REQUIRED WORK:
Below is a block of records; repeat each one exactly.

__________________________________________________

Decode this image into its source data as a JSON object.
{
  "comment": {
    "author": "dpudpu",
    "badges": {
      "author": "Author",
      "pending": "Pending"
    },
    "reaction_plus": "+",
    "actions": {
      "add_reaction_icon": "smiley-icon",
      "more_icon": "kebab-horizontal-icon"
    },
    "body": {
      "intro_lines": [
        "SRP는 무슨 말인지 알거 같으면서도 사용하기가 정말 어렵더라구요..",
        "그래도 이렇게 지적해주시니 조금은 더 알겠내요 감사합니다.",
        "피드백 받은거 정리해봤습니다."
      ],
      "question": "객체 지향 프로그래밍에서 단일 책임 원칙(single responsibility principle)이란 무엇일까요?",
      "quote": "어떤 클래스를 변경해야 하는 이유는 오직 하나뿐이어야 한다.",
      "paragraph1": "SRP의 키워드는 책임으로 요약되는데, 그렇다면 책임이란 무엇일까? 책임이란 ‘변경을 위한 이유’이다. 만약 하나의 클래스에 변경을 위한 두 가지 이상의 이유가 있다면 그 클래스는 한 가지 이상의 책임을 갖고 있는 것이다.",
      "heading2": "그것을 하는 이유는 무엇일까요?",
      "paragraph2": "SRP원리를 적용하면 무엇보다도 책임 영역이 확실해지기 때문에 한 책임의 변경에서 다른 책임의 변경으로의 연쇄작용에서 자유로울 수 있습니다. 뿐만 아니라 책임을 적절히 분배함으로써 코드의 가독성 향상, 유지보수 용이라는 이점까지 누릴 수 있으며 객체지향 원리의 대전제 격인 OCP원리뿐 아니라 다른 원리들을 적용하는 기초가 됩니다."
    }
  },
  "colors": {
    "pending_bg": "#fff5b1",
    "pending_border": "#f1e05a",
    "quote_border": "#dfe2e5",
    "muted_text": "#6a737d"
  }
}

__________________________________________________

RESULT:
Decode this image into its source data as a JSON object.
{
  "comment": {
    "author": "dpudpu",
    "badges": {
      "author": "Author",
      "pending": "Pending"
    },
    "reaction_plus": "+",
    "actions": {
      "add_reaction_icon": "smiley-icon",
      "more_icon": "kebab-horizontal-icon"
    },
    "body": {
      "intro_lines": [
        "SRP는 무슨 말인지 알거 같으면서도 사용하기가 정말 어렵더라구요..",
        "그래도 이렇게 지적해주시니 조금은 더 알겠내요 감사합니다.",
        "피드백 받은거 정리해봤습니다."
      ],
      "question": "객체 지향 프로그래밍에서 단일 책임 원칙(single responsibility principle)이란 무엇일까요?",
      "quote": "어떤 클래스를 변경해야 하는 이유는 오직 하나뿐이어야 한다.",
      "paragraph1": "SRP의 키워드는 책임으로 요약되는데, 그렇다면 책임이란 무엇일까? 책임이란 ‘변경을 위한 이유’이다. 만약 하나의 클래스에 변경을 위한 두 가지 이상의 이유가 있다면 그 클래스는 한 가지 이상의 책임을 갖고 있는 것이다.",
      "heading2": "그것을 하는 이유는 무엇일까요?",
      "paragraph2": "SRP원리를 적용하면 무엇보다도 책임 영역이 확실해지기 때문에 한 책임의 변경에서 다른 책임의 변경으로의 연쇄작용에서 자유로울 수 있습니다. 뿐만 아니라 책임을 적절히 분배함으로써 코드의 가독성 향상, 유지보수 용이라는 이점까지 누릴 수 있으며 객체지향 원리의 대전제 격인 OCP원리뿐 아니라 다른 원리들을 적용하는 기초가 됩니다."
    }
  },
  "colors": {
    "pending_bg": "#fff5b1",
    "pending_border": "#f1e05a",
    "quote_border": "#dfe2e5",
    "muted_text": "#6a737d"
  }
}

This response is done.